## Given instruction
Print out each entry below exactly, please.

Data records
....

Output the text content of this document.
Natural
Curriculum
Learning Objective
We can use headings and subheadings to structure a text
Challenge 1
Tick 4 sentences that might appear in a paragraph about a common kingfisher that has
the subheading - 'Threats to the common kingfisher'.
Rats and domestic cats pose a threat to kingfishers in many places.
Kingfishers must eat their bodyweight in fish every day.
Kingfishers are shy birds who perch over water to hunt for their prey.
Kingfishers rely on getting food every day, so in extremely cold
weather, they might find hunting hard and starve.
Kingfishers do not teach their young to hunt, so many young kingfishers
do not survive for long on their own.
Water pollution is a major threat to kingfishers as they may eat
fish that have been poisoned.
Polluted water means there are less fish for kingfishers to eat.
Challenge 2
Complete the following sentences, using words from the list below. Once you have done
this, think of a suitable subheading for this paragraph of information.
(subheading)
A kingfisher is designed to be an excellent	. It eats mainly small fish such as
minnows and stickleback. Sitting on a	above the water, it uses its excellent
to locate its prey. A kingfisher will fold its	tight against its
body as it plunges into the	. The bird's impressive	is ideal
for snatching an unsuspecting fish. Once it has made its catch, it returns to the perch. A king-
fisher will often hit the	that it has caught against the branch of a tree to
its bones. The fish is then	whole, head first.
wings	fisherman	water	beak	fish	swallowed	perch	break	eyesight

....

## Response
Output the text content of this document.
Natural
Curriculum
Learning Objective
We can use headings and subheadings to structure a text
Challenge 1
Tick 4 sentences that might appear in a paragraph about a common kingfisher that has
the subheading - 'Threats to the common kingfisher'.
Rats and domestic cats pose a threat to kingfishers in many places.
Kingfishers must eat their bodyweight in fish every day.
Kingfishers are shy birds who perch over water to hunt for their prey.
Kingfishers rely on getting food every day, so in extremely cold
weather, they might find hunting hard and starve.
Kingfishers do not teach their young to hunt, so many young kingfishers
do not survive for long on their own.
Water pollution is a major threat to kingfishers as they may eat
fish that have been poisoned.
Polluted water means there are less fish for kingfishers to eat.
Challenge 2
Complete the following sentences, using words from the list below. Once you have done
this, think of a suitable subheading for this paragraph of information.
(subheading)
A kingfisher is designed to be an excellent	. It eats mainly small fish such as
minnows and stickleback. Sitting on a	above the water, it uses its excellent
to locate its prey. A kingfisher will fold its	tight against its
body as it plunges into the	. The bird's impressive	is ideal
for snatching an unsuspecting fish. Once it has made its catch, it returns to the perch. A king-
fisher will often hit the	that it has caught against the branch of a tree to
its bones. The fish is then	whole, head first.
wings	fisherman	water	beak	fish	swallowed	perch	break	eyesight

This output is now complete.